• **Set problem**:
Could you copy out every one of the rows below, character for character, with nothing changed?
________________
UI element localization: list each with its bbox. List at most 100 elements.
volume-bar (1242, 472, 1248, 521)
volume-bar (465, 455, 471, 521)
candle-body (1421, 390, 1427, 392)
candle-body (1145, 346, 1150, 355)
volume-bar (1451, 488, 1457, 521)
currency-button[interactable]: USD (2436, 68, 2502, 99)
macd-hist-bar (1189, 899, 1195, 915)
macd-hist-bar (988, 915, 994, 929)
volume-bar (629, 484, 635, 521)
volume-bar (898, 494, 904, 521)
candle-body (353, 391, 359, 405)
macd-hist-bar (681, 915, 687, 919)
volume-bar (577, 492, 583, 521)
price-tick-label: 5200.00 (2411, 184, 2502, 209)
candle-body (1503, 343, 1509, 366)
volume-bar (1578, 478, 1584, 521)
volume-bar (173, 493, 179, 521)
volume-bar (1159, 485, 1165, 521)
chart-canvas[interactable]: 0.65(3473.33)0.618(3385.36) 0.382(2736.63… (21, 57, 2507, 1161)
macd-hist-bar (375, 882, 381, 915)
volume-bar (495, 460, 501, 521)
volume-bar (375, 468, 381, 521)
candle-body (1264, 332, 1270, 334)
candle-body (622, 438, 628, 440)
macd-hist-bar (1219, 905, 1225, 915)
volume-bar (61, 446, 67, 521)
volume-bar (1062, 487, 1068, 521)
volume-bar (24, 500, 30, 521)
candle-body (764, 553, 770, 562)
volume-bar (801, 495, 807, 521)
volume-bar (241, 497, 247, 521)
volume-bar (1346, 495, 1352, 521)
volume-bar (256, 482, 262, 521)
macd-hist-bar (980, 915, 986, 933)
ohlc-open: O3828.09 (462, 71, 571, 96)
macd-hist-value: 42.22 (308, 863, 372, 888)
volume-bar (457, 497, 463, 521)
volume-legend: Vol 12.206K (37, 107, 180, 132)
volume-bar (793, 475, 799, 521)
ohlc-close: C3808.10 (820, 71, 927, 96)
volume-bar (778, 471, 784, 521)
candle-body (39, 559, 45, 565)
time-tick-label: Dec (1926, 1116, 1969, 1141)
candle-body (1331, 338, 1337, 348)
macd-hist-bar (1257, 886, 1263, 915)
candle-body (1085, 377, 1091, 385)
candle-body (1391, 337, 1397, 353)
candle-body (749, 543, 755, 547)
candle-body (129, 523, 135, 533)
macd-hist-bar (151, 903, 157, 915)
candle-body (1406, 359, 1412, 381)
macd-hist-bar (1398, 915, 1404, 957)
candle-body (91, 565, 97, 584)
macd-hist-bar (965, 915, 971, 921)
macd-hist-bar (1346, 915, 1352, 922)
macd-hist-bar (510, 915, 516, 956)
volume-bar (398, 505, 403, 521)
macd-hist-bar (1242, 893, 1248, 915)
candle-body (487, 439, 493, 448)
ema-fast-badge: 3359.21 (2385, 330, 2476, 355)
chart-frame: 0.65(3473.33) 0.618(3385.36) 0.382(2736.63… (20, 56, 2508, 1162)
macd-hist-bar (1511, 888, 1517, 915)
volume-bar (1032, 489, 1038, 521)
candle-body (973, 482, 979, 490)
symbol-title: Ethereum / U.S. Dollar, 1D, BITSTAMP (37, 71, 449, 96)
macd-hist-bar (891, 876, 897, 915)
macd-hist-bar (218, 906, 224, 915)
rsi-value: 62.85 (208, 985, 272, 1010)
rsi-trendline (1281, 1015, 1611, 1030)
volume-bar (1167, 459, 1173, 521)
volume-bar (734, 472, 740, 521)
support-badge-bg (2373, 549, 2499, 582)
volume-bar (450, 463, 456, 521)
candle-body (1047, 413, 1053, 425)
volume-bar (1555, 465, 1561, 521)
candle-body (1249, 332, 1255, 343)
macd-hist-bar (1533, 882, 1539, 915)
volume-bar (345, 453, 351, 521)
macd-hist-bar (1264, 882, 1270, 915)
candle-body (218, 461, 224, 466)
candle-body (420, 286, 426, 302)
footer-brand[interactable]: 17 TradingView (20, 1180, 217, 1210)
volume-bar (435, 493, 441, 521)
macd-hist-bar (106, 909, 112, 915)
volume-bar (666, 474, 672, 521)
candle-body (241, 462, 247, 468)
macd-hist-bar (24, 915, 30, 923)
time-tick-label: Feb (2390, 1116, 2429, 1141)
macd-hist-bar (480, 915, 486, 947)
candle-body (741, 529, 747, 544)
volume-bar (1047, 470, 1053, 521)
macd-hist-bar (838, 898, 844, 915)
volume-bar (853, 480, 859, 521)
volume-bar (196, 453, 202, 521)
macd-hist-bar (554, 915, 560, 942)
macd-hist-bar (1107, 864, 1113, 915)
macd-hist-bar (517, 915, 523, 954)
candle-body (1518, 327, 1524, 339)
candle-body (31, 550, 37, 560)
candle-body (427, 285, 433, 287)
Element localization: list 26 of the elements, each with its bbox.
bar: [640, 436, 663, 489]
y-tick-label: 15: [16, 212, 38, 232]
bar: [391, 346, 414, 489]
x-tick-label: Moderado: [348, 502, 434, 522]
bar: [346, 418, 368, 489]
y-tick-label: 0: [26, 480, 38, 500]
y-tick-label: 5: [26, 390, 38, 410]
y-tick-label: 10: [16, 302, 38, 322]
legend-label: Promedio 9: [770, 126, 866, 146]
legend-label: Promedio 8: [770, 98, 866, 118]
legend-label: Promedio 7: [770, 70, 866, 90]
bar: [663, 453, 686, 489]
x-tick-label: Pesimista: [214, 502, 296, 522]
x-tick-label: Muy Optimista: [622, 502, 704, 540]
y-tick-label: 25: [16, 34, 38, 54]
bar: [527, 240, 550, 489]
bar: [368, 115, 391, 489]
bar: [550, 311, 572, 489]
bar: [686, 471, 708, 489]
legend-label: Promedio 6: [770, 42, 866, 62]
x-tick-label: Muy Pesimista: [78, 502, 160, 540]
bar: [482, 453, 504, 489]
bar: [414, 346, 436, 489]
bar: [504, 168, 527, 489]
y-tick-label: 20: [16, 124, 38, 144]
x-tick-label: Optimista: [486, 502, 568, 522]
________________
• **Output of the task**:
UI element localization: list each with its bbox. List at most 100 elements.
volume-bar (1242, 472, 1248, 521)
volume-bar (465, 455, 471, 521)
candle-body (1421, 390, 1427, 392)
candle-body (1145, 346, 1150, 355)
volume-bar (1451, 488, 1457, 521)
currency-button[interactable]: USD (2436, 68, 2502, 99)
macd-hist-bar (1189, 899, 1195, 915)
macd-hist-bar (988, 915, 994, 929)
volume-bar (629, 484, 635, 521)
volume-bar (898, 494, 904, 521)
candle-body (353, 391, 359, 405)
macd-hist-bar (681, 915, 687, 919)
volume-bar (577, 492, 583, 521)
price-tick-label: 5200.00 (2411, 184, 2502, 209)
candle-body (1503, 343, 1509, 366)
volume-bar (1578, 478, 1584, 521)
volume-bar (173, 493, 179, 521)
volume-bar (1159, 485, 1165, 521)
chart-canvas[interactable]: 0.65(3473.33)0.618(3385.36) 0.382(2736.63… (21, 57, 2507, 1161)
macd-hist-bar (375, 882, 381, 915)
volume-bar (495, 460, 501, 521)
volume-bar (375, 468, 381, 521)
candle-body (1264, 332, 1270, 334)
candle-body (622, 438, 628, 440)
macd-hist-bar (1219, 905, 1225, 915)
volume-bar (61, 446, 67, 521)
volume-bar (1062, 487, 1068, 521)
volume-bar (24, 500, 30, 521)
candle-body (764, 553, 770, 562)
volume-bar (801, 495, 807, 521)
volume-bar (241, 497, 247, 521)
volume-bar (1346, 495, 1352, 521)
volume-bar (256, 482, 262, 521)
macd-hist-bar (980, 915, 986, 933)
ohlc-open: O3828.09 (462, 71, 571, 96)
macd-hist-value: 42.22 (308, 863, 372, 888)
volume-bar (457, 497, 463, 521)
volume-legend: Vol 12.206K (37, 107, 180, 132)
volume-bar (793, 475, 799, 521)
ohlc-close: C3808.10 (820, 71, 927, 96)
volume-bar (778, 471, 784, 521)
candle-body (39, 559, 45, 565)
time-tick-label: Dec (1926, 1116, 1969, 1141)
candle-body (1331, 338, 1337, 348)
macd-hist-bar (1257, 886, 1263, 915)
candle-body (1085, 377, 1091, 385)
candle-body (1391, 337, 1397, 353)
candle-body (749, 543, 755, 547)
candle-body (129, 523, 135, 533)
macd-hist-bar (151, 903, 157, 915)
candle-body (1406, 359, 1412, 381)
macd-hist-bar (1398, 915, 1404, 957)
candle-body (91, 565, 97, 584)
macd-hist-bar (965, 915, 971, 921)
macd-hist-bar (1346, 915, 1352, 922)
macd-hist-bar (510, 915, 516, 956)
volume-bar (398, 505, 403, 521)
macd-hist-bar (1242, 893, 1248, 915)
candle-body (487, 439, 493, 448)
ema-fast-badge: 3359.21 (2385, 330, 2476, 355)
chart-frame: 0.65(3473.33) 0.618(3385.36) 0.382(2736.63… (20, 56, 2508, 1162)
macd-hist-bar (1511, 888, 1517, 915)
volume-bar (1032, 489, 1038, 521)
candle-body (973, 482, 979, 490)
symbol-title: Ethereum / U.S. Dollar, 1D, BITSTAMP (37, 71, 449, 96)
macd-hist-bar (891, 876, 897, 915)
macd-hist-bar (218, 906, 224, 915)
rsi-value: 62.85 (208, 985, 272, 1010)
rsi-trendline (1281, 1015, 1611, 1030)
volume-bar (1167, 459, 1173, 521)
volume-bar (734, 472, 740, 521)
support-badge-bg (2373, 549, 2499, 582)
volume-bar (450, 463, 456, 521)
candle-body (1047, 413, 1053, 425)
volume-bar (1555, 465, 1561, 521)
candle-body (1249, 332, 1255, 343)
macd-hist-bar (1533, 882, 1539, 915)
volume-bar (345, 453, 351, 521)
macd-hist-bar (1264, 882, 1270, 915)
candle-body (218, 461, 224, 466)
candle-body (420, 286, 426, 302)
footer-brand[interactable]: 17 TradingView (20, 1180, 217, 1210)
volume-bar (435, 493, 441, 521)
macd-hist-bar (106, 909, 112, 915)
volume-bar (666, 474, 672, 521)
candle-body (241, 462, 247, 468)
macd-hist-bar (24, 915, 30, 923)
time-tick-label: Feb (2390, 1116, 2429, 1141)
macd-hist-bar (480, 915, 486, 947)
candle-body (741, 529, 747, 544)
volume-bar (1047, 470, 1053, 521)
macd-hist-bar (838, 898, 844, 915)
volume-bar (853, 480, 859, 521)
volume-bar (196, 453, 202, 521)
macd-hist-bar (554, 915, 560, 942)
macd-hist-bar (1107, 864, 1113, 915)
macd-hist-bar (517, 915, 523, 954)
candle-body (1518, 327, 1524, 339)
candle-body (31, 550, 37, 560)
candle-body (427, 285, 433, 287)
Element localization: list 26 of the elements, each with its bbox.
bar: [640, 436, 663, 489]
y-tick-label: 15: [16, 212, 38, 232]
bar: [391, 346, 414, 489]
x-tick-label: Moderado: [348, 502, 434, 522]
bar: [346, 418, 368, 489]
y-tick-label: 0: [26, 480, 38, 500]
y-tick-label: 5: [26, 390, 38, 410]
y-tick-label: 10: [16, 302, 38, 322]
legend-label: Promedio 9: [770, 126, 866, 146]
legend-label: Promedio 8: [770, 98, 866, 118]
legend-label: Promedio 7: [770, 70, 866, 90]
bar: [663, 453, 686, 489]
x-tick-label: Pesimista: [214, 502, 296, 522]
x-tick-label: Muy Optimista: [622, 502, 704, 540]
y-tick-label: 25: [16, 34, 38, 54]
bar: [527, 240, 550, 489]
bar: [368, 115, 391, 489]
bar: [550, 311, 572, 489]
bar: [686, 471, 708, 489]
legend-label: Promedio 6: [770, 42, 866, 62]
x-tick-label: Muy Pesimista: [78, 502, 160, 540]
bar: [482, 453, 504, 489]
bar: [414, 346, 436, 489]
bar: [504, 168, 527, 489]
y-tick-label: 20: [16, 124, 38, 144]
x-tick-label: Optimista: [486, 502, 568, 522]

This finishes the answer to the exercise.